** start of Text passage **
INGAA President and Chief Executive Officer Don Santa called on the Federal Energy Regulatory Commission to deny petitions filed by several trade associations and corporations that seek to require all FERC-regulated pipelines to lower natural gas pipeline transportation rates to reflect only recent corporate income tax cuts without consideration of offsetting cost increases. INGAA requests that FERC reject a “one-size-fits-all” approach that ignores the specific facts, market conditions and overall costs and revenues associated with each pipeline.
In a January 30 letter to FERC Chairman Kevin McIntyre, Santa called the petitions contrary to both FERC policy favoring full rate proceedings and the law governing the freely negotiated agreements that establish the rates of many interstate pipelines. If granted, the petitions would compel FERC to open settlement agreements that may have rate moratoriums and to assign values to the cost components of black‐box settlements.
Santa explained that FERC determines whether an overall rate is just and reasonable, not any individual component of the rate. If FERC were to grant the petitions and “issue a generic order compelling pipelines to adjust an individual component of their respective recourse rates,” Santa said it would not yield a just and reasonable result in many cases due to offsetting cost increases and possible changes in a pipeline’s overall contract portfolio.
** end of Text passage **
** start of Information supplied **
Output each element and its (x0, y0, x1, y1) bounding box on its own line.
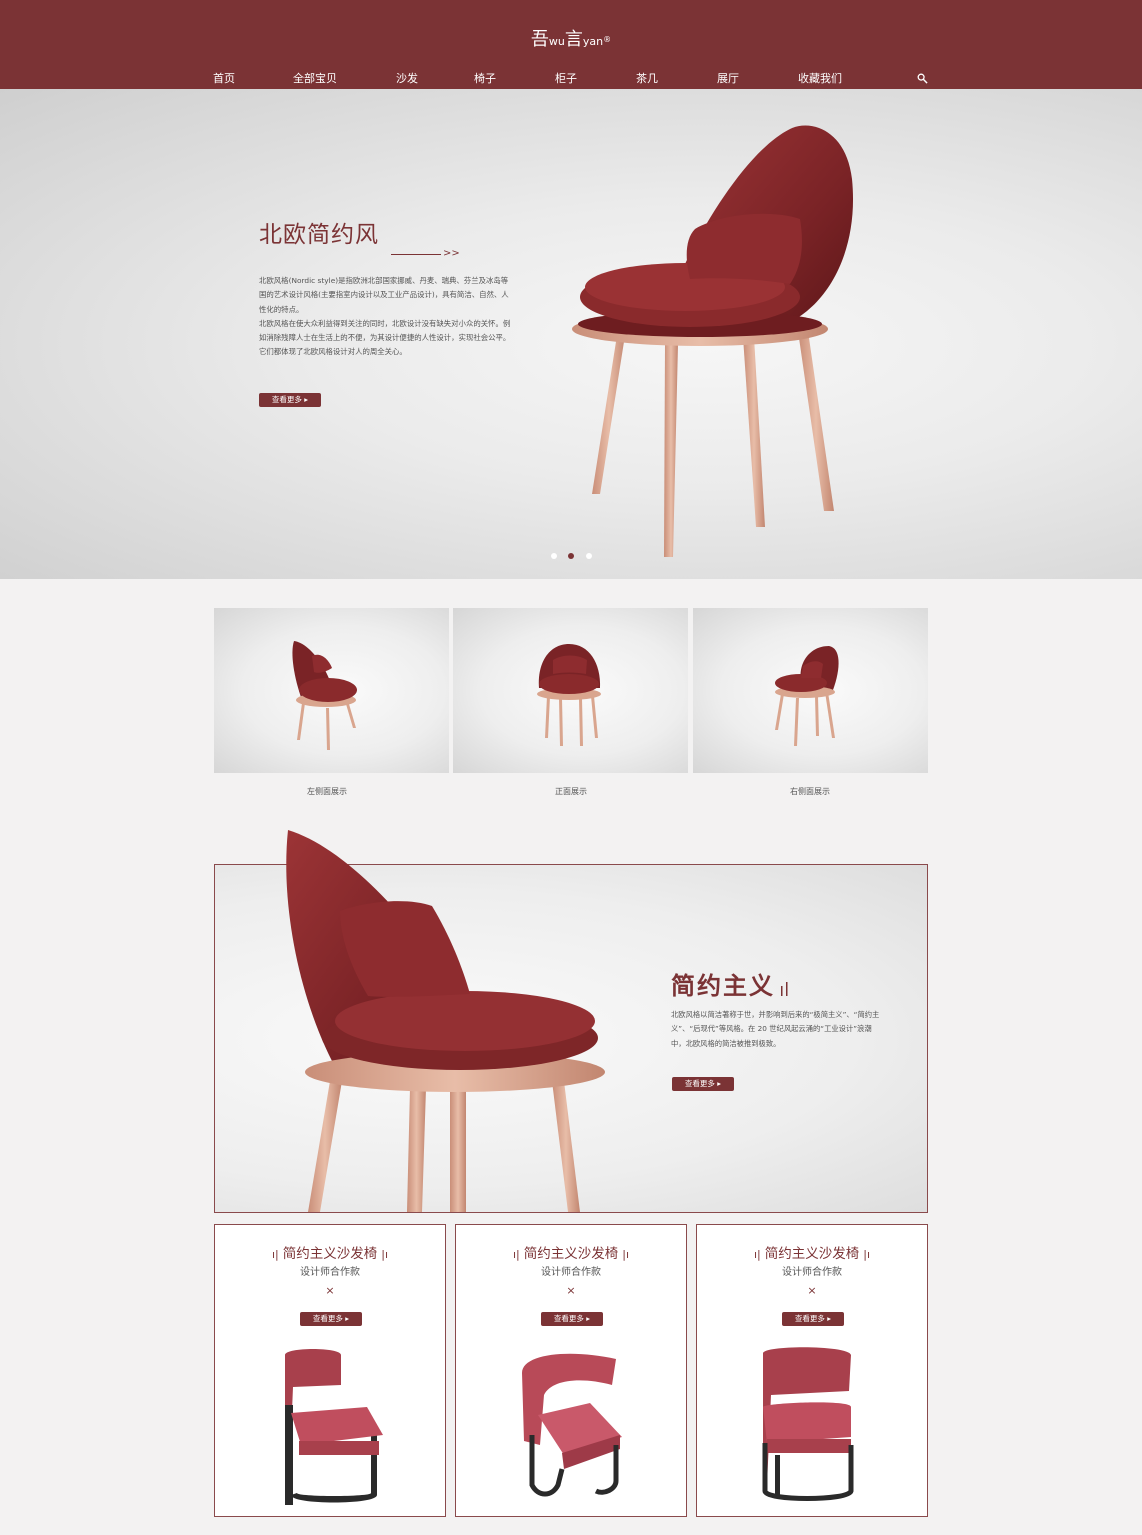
** end of Information supplied **
**Required task:**
Please rewrite the INGAA text from "INGAA President and" up to and including "with each pipeline.", changing "trade associations" to "industry groups". The lines are separate material from the text above.

**Answer below:**
INGAA President and Chief Executive Officer Don Santa called on the Federal Energy Regulatory Commission to deny petitions filed by several industry groups and corporations that seek to require all FERC-regulated pipelines to lower natural gas pipeline transportation rates to reflect only recent corporate income tax cuts without consideration of offsetting cost increases. INGAA requests that FERC reject a “one-size-fits-all” approach that ignores the specific facts, market conditions and overall costs and revenues associated with each pipeline.